INFORMATION SUPPLIED:
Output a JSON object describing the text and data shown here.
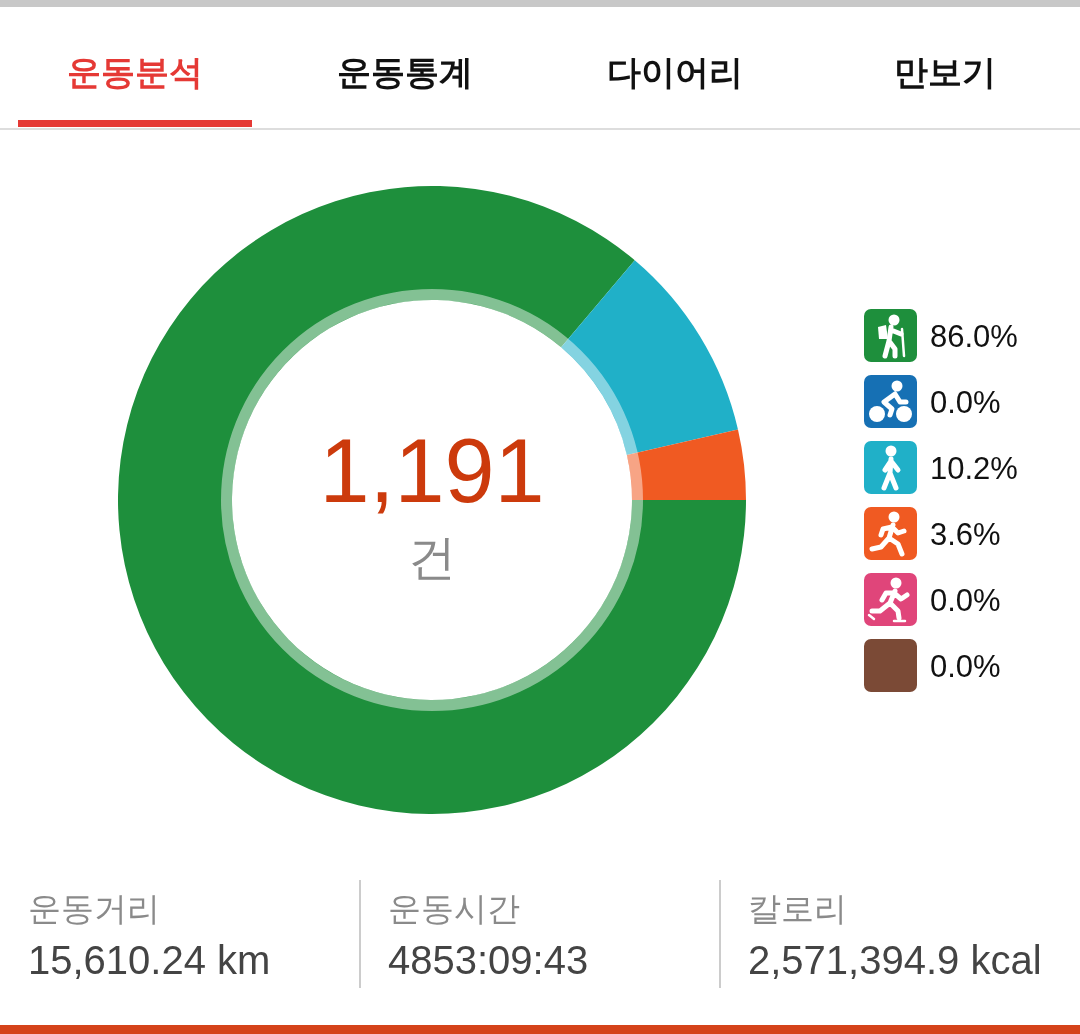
{
  "chart_data": [
    {
      "type": "other",
      "annotations": [
        "운동분석",
        "운동통계",
        "다이어리",
        "만보기"
      ]
    },
    {
      "type": "donut",
      "categories": [
        null,
        null,
        null,
        null,
        null,
        null
      ],
      "values": [
        86.0,
        0.0,
        10.2,
        3.6,
        0.0,
        0.0
      ],
      "colors": [
        "#1e8f3c",
        "#1670b4",
        "#20b0c8",
        "#f05a22",
        "#e0457a",
        "#7b4a36"
      ],
      "annotations": [
        "1,191",
        "건",
        "86.0%",
        "0.0%",
        "10.2%",
        "3.6%",
        "0.0%",
        "0.0%"
      ]
    },
    {
      "type": "other",
      "annotations": [
        "운동거리",
        "15,610.24 km",
        "운동시간",
        "4853:09:43",
        "칼로리",
        "2,571,394.9 kcal"
      ]
    }
  ]
}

CHALLENGE: Give back the entries verbatim. Do not include any picture.

RESULT BELOW:
Output a JSON object describing the text and data shown here.
{
  "chart_data": [
    {
      "type": "other",
      "annotations": [
        "운동분석",
        "운동통계",
        "다이어리",
        "만보기"
      ]
    },
    {
      "type": "donut",
      "categories": [
        null,
        null,
        null,
        null,
        null,
        null
      ],
      "values": [
        86.0,
        0.0,
        10.2,
        3.6,
        0.0,
        0.0
      ],
      "colors": [
        "#1e8f3c",
        "#1670b4",
        "#20b0c8",
        "#f05a22",
        "#e0457a",
        "#7b4a36"
      ],
      "annotations": [
        "1,191",
        "건",
        "86.0%",
        "0.0%",
        "10.2%",
        "3.6%",
        "0.0%",
        "0.0%"
      ]
    },
    {
      "type": "other",
      "annotations": [
        "운동거리",
        "15,610.24 km",
        "운동시간",
        "4853:09:43",
        "칼로리",
        "2,571,394.9 kcal"
      ]
    }
  ]
}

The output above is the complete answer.